**THE PROBLEM**.
Look through the data below and work out how many lines hold "icon"; state only the number.

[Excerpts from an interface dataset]
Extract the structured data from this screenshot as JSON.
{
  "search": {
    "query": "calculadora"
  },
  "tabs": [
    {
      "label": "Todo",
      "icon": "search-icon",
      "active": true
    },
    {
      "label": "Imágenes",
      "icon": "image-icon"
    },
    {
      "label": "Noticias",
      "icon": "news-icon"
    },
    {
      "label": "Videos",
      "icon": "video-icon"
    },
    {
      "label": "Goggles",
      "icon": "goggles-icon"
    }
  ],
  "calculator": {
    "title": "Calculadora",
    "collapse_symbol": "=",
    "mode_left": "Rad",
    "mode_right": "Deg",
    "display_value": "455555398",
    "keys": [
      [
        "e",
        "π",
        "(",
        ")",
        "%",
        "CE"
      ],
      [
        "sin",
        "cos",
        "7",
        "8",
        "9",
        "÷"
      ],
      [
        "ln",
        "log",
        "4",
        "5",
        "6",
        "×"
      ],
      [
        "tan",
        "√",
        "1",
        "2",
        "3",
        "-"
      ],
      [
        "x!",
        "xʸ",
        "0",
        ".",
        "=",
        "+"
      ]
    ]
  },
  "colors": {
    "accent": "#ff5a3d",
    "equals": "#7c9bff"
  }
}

**RESULT**.
5